_TASK STATEMENT:_ Pick out all lines in the listing holding the string "this" and copy them.

--- Start of DATASET RECORDS ---

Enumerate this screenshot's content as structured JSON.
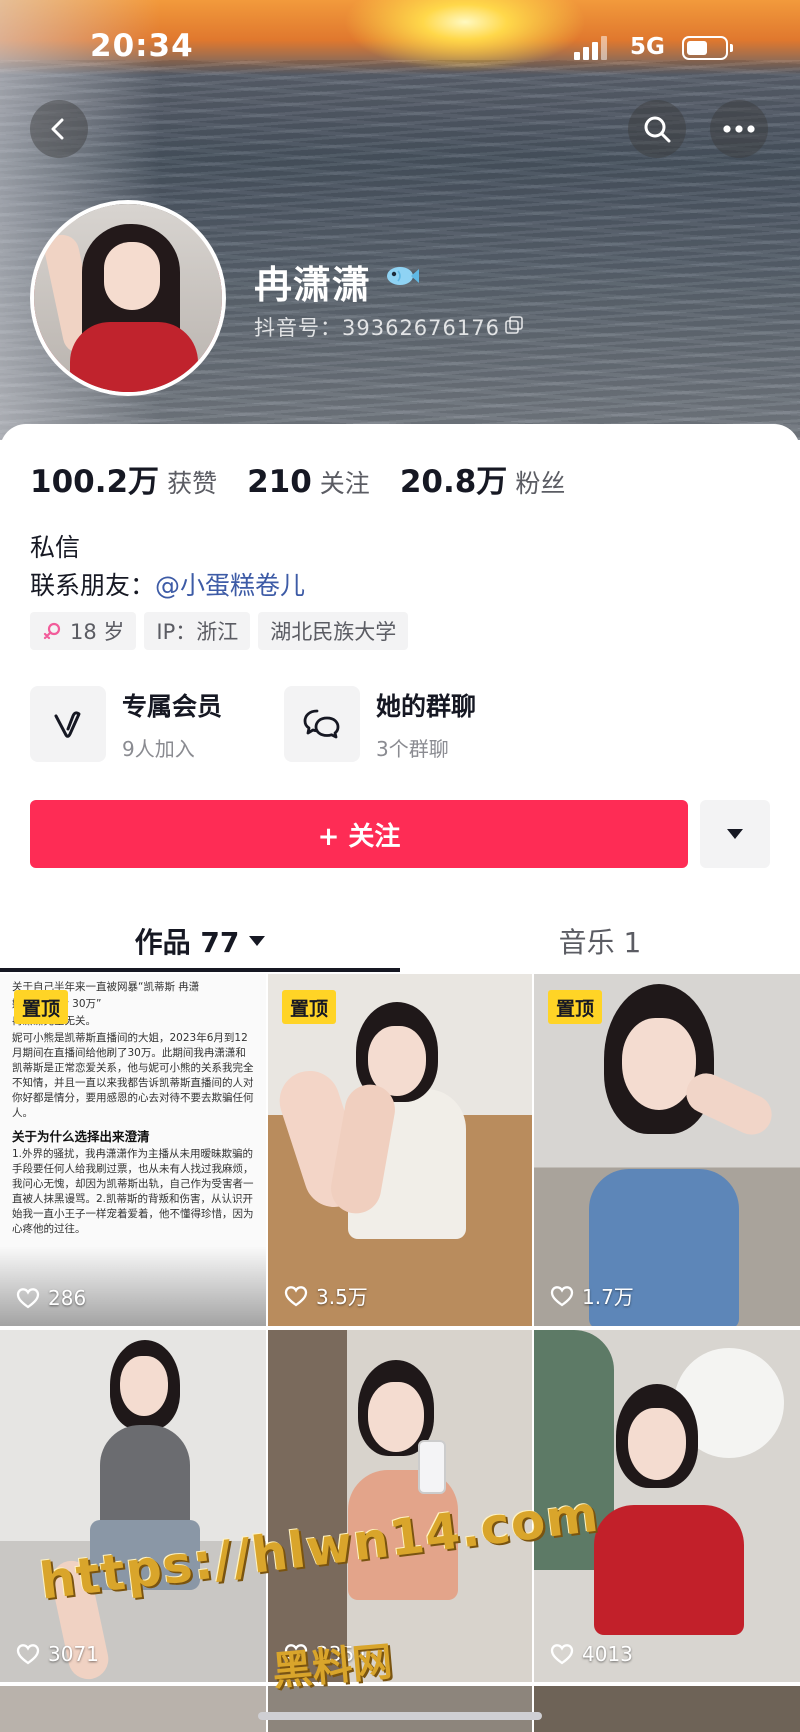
{
  "status_bar": {
    "time": "20:34",
    "network": "5G",
    "battery_level": 0.55
  },
  "profile": {
    "nickname": "冉潇潇",
    "douyin_id": "抖音号：39362676176",
    "stats": [
      {
        "value": "100.2万",
        "label": "获赞"
      },
      {
        "value": "210",
        "label": "关注"
      },
      {
        "value": "20.8万",
        "label": "粉丝"
      }
    ],
    "dm_label": "私信",
    "contact_prefix": "联系朋友：",
    "contact_handle": "@小蛋糕卷儿",
    "tags": {
      "age": "18 岁",
      "ip": "IP：浙江",
      "school": "湖北民族大学"
    }
  },
  "features": {
    "member": {
      "title": "专属会员",
      "sub": "9人加入"
    },
    "group": {
      "title": "她的群聊",
      "sub": "3个群聊"
    }
  },
  "actions": {
    "follow_label": "+ 关注"
  },
  "tabs": {
    "works": "作品 77",
    "music": "音乐 1"
  },
  "grid": {
    "pin_label": "置顶",
    "items": [
      {
        "likes": "286",
        "pinned": true
      },
      {
        "likes": "3.5万",
        "pinned": true
      },
      {
        "likes": "1.7万",
        "pinned": true
      },
      {
        "likes": "3071",
        "pinned": false
      },
      {
        "likes": "2354",
        "pinned": false
      },
      {
        "likes": "4013",
        "pinned": false
      }
    ],
    "doc_text": {
      "line1": "关于自己半年来一直被网暴“凯蒂斯 冉潇",
      "line2": "妮可小熊yw 30万”",
      "line3": "冉潇潇完全无关。",
      "para1": "妮可小熊是凯蒂斯直播间的大姐，2023年6月到12月期间在直播间给他刷了30万。此期间我冉潇潇和凯蒂斯是正常恋爱关系，他与妮可小熊的关系我完全不知情，并且一直以来我都告诉凯蒂斯直播间的人对你好都是情分，要用感恩的心去对待不要去欺骗任何人。",
      "heading": "关于为什么选择出来澄清",
      "para2": "1.外界的骚扰，我冉潇潇作为主播从未用暧昧欺骗的手段要任何人给我刷过票，也从未有人找过我麻烦，我问心无愧，却因为凯蒂斯出轨，自己作为受害者一直被人抹黑谩骂。2.凯蒂斯的背叛和伤害，从认识开始我一直小王子一样宠着爱着，他不懂得珍惜，因为心疼他的过往。"
    }
  },
  "watermark": {
    "url": "https://hlwn14.com",
    "site": "黑料网"
  },
  "colors": {
    "follow_red": "#fe2c55",
    "pin_yellow": "#ffd426",
    "link_blue": "#3d5ba6"
  }
}
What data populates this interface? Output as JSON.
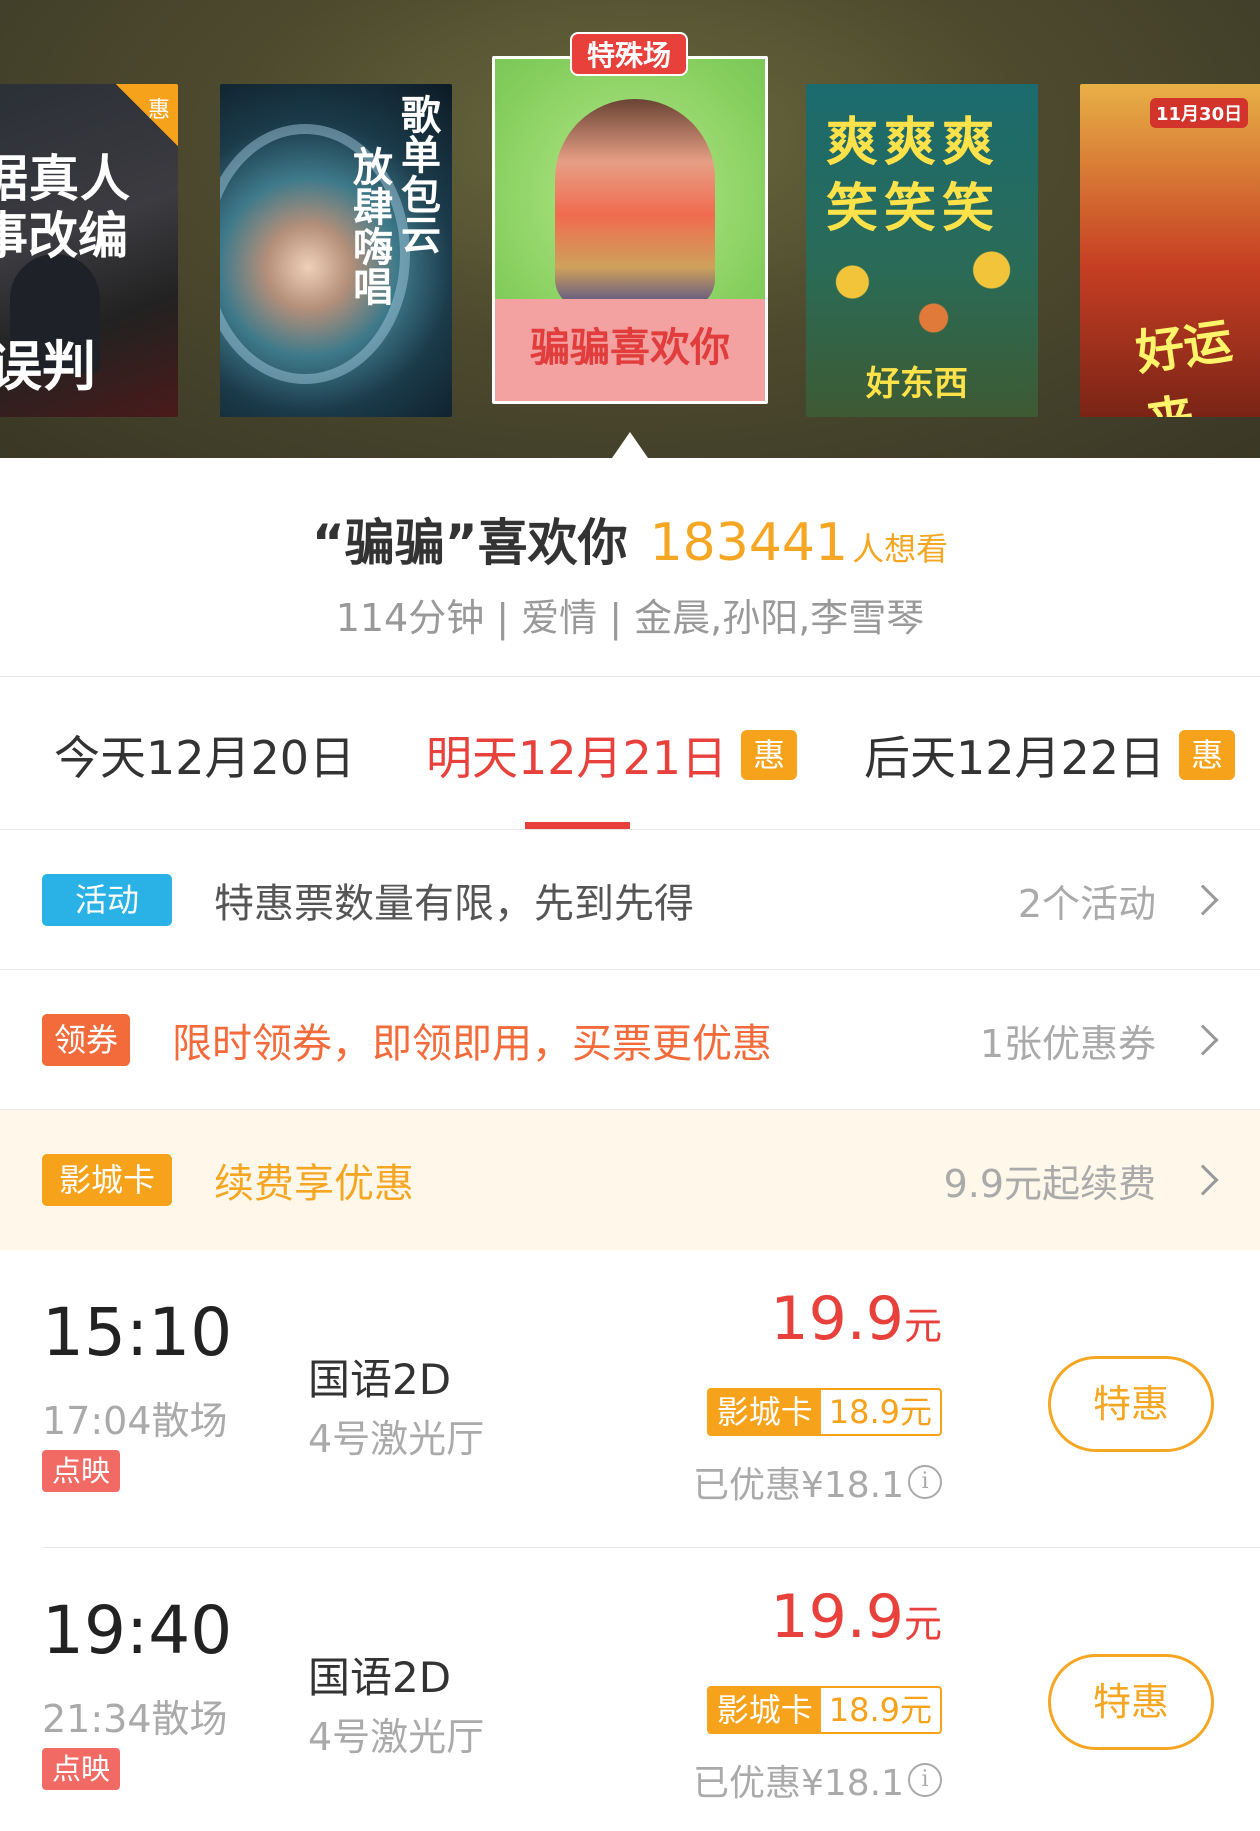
{
  "carousel": {
    "posters": [
      {
        "badge": "惠",
        "line1": "据真人",
        "line2": "事改编",
        "line3": "误判"
      },
      {
        "line1": "歌单包云",
        "line2": "放肆嗨唱"
      },
      {
        "tag": "特殊场",
        "title": "骗骗喜欢你"
      },
      {
        "line1": "爽爽爽",
        "line2": "笑笑笑",
        "line3": "好东西"
      },
      {
        "line1": "好运来",
        "line2": "11月30日"
      }
    ]
  },
  "movie": {
    "name": "“骗骗”喜欢你",
    "want_count": "183441",
    "want_label": "人想看",
    "meta": "114分钟 | 爱情 | 金晨,孙阳,李雪琴"
  },
  "dates": [
    {
      "label": "今天12月20日",
      "badge": ""
    },
    {
      "label": "明天12月21日",
      "badge": "惠"
    },
    {
      "label": "后天12月22日",
      "badge": "惠"
    }
  ],
  "promos": {
    "activity": {
      "badge": "活动",
      "text": "特惠票数量有限，先到先得",
      "right": "2个活动"
    },
    "coupon": {
      "badge": "领券",
      "text": "限时领券，即领即用，买票更优惠",
      "right": "1张优惠券"
    },
    "card": {
      "badge": "影城卡",
      "text": "续费享优惠",
      "right": "9.9元起续费"
    }
  },
  "showtimes": [
    {
      "start": "15:10",
      "end": "17:04散场",
      "tag": "点映",
      "lang": "国语2D",
      "hall": "4号激光厅",
      "price": "19.9",
      "unit": "元",
      "card_label": "影城卡",
      "card_price": "18.9元",
      "saved": "已优惠¥18.1",
      "button": "特惠"
    },
    {
      "start": "19:40",
      "end": "21:34散场",
      "tag": "点映",
      "lang": "国语2D",
      "hall": "4号激光厅",
      "price": "19.9",
      "unit": "元",
      "card_label": "影城卡",
      "card_price": "18.9元",
      "saved": "已优惠¥18.1",
      "button": "特惠"
    }
  ],
  "icons": {
    "info": "i",
    "chevron": "chevron-right-icon"
  },
  "colors": {
    "accent_red": "#e8413c",
    "accent_orange": "#f5a623",
    "activity_blue": "#2ab1e6",
    "coupon_orange": "#f36b3a"
  }
}
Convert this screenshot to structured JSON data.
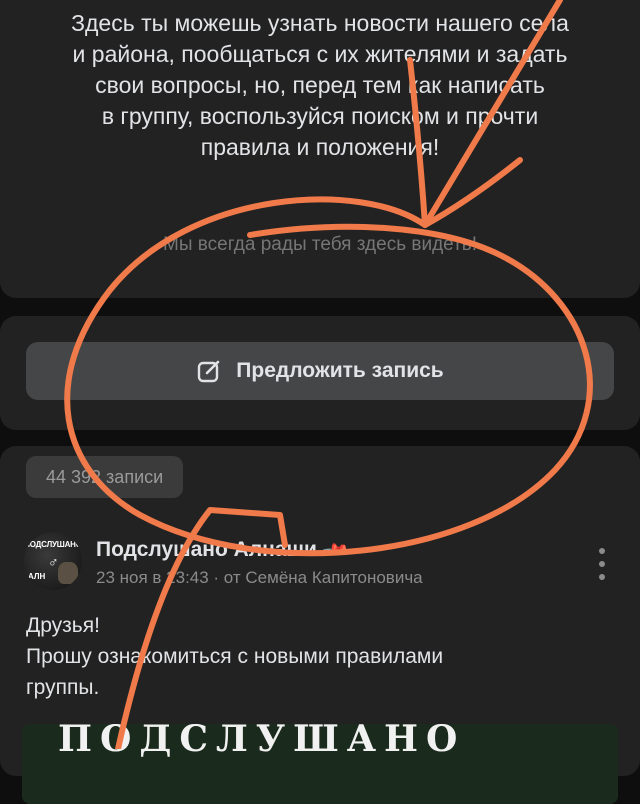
{
  "about": {
    "lines": [
      "Здесь ты можешь узнать новости нашего села",
      "и района, пообщаться с их жителями и задать",
      "свои вопросы, но, перед тем как написать",
      "в группу, воспользуйся поиском и прочти",
      "правила и положения!"
    ],
    "tagline": "Мы всегда рады тебя здесь видеть!"
  },
  "suggest": {
    "label": "Предложить запись",
    "icon": "edit-icon"
  },
  "feed": {
    "posts_count": "44 392 записи",
    "post": {
      "avatar_text": "ПОДСЛУШАНО",
      "avatar_sub": "АЛН",
      "author": "Подслушано Алнаши",
      "pinned_icon": "pin-icon",
      "meta": "23 ноя в 23:43 · от Семёна Капитоновича",
      "text_lines": [
        "Друзья!",
        "Прошу ознакомиться с новыми правилами",
        "группы."
      ],
      "image_title": "ПОДСЛУШАНО"
    }
  },
  "colors": {
    "background": "#0e0e0e",
    "card": "#222222",
    "button": "#454647",
    "annotation": "#f07a4a"
  }
}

--- End of DATASET RECORDS ---

_ANSWER FOR THE TASK:_
Enumerate this screenshot's content as structured JSON.
What data populates this interface? Output as JSON.
Convert this screenshot to structured JSON data.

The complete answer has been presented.